## Requirement
Repeat all of the material below exactly as written, images excluded.

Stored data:

═══

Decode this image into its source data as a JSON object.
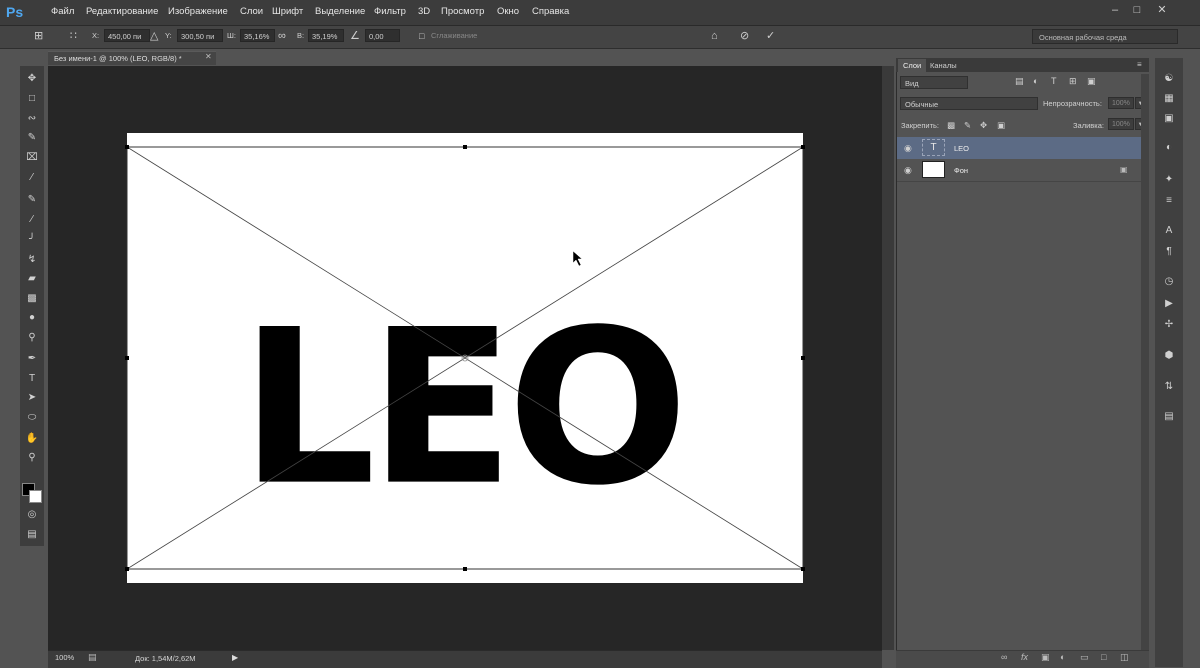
{
  "app": {
    "logo": "Ps",
    "menu": [
      "Файл",
      "Редактирование",
      "Изображение",
      "Слои",
      "Шрифт",
      "Выделение",
      "Фильтр",
      "3D",
      "Просмотр",
      "Окно",
      "Справка"
    ]
  },
  "options_bar": {
    "x_label": "X:",
    "x_value": "450,00 пи",
    "y_label": "Y:",
    "y_value": "300,50 пи",
    "w_label": "Ш:",
    "w_value": "35,16%",
    "h_label": "В:",
    "h_value": "35,19%",
    "angle_value": "0,00",
    "interp_label": "Сглаживание",
    "workspace": "Основная рабочая среда"
  },
  "document": {
    "tab_title": "Без имени-1 @ 100% (LEO, RGB/8) *",
    "text": "LEO"
  },
  "status_bar": {
    "zoom": "100%",
    "doc_size": "Док: 1,54M/2,62M"
  },
  "layers_panel": {
    "tab_layers": "Слои",
    "tab_channels": "Каналы",
    "filter": "Вид",
    "blend_mode": "Обычные",
    "opacity_label": "Непрозрачность:",
    "opacity_value": "100%",
    "lock_label": "Закрепить:",
    "fill_label": "Заливка:",
    "fill_value": "100%",
    "layers": [
      {
        "name": "LEO",
        "type": "text",
        "selected": true
      },
      {
        "name": "Фон",
        "type": "background",
        "locked": true
      }
    ]
  },
  "colors": {
    "accent": "#5c6b85",
    "canvas_bg": "#262626"
  }
}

═══

## Response for this exercise
Decode this image into its source data as a JSON object.
{
  "app": {
    "logo": "Ps",
    "menu": [
      "Файл",
      "Редактирование",
      "Изображение",
      "Слои",
      "Шрифт",
      "Выделение",
      "Фильтр",
      "3D",
      "Просмотр",
      "Окно",
      "Справка"
    ]
  },
  "options_bar": {
    "x_label": "X:",
    "x_value": "450,00 пи",
    "y_label": "Y:",
    "y_value": "300,50 пи",
    "w_label": "Ш:",
    "w_value": "35,16%",
    "h_label": "В:",
    "h_value": "35,19%",
    "angle_value": "0,00",
    "interp_label": "Сглаживание",
    "workspace": "Основная рабочая среда"
  },
  "document": {
    "tab_title": "Без имени-1 @ 100% (LEO, RGB/8) *",
    "text": "LEO"
  },
  "status_bar": {
    "zoom": "100%",
    "doc_size": "Док: 1,54M/2,62M"
  },
  "layers_panel": {
    "tab_layers": "Слои",
    "tab_channels": "Каналы",
    "filter": "Вид",
    "blend_mode": "Обычные",
    "opacity_label": "Непрозрачность:",
    "opacity_value": "100%",
    "lock_label": "Закрепить:",
    "fill_label": "Заливка:",
    "fill_value": "100%",
    "layers": [
      {
        "name": "LEO",
        "type": "text",
        "selected": true
      },
      {
        "name": "Фон",
        "type": "background",
        "locked": true
      }
    ]
  },
  "colors": {
    "accent": "#5c6b85",
    "canvas_bg": "#262626"
  }
}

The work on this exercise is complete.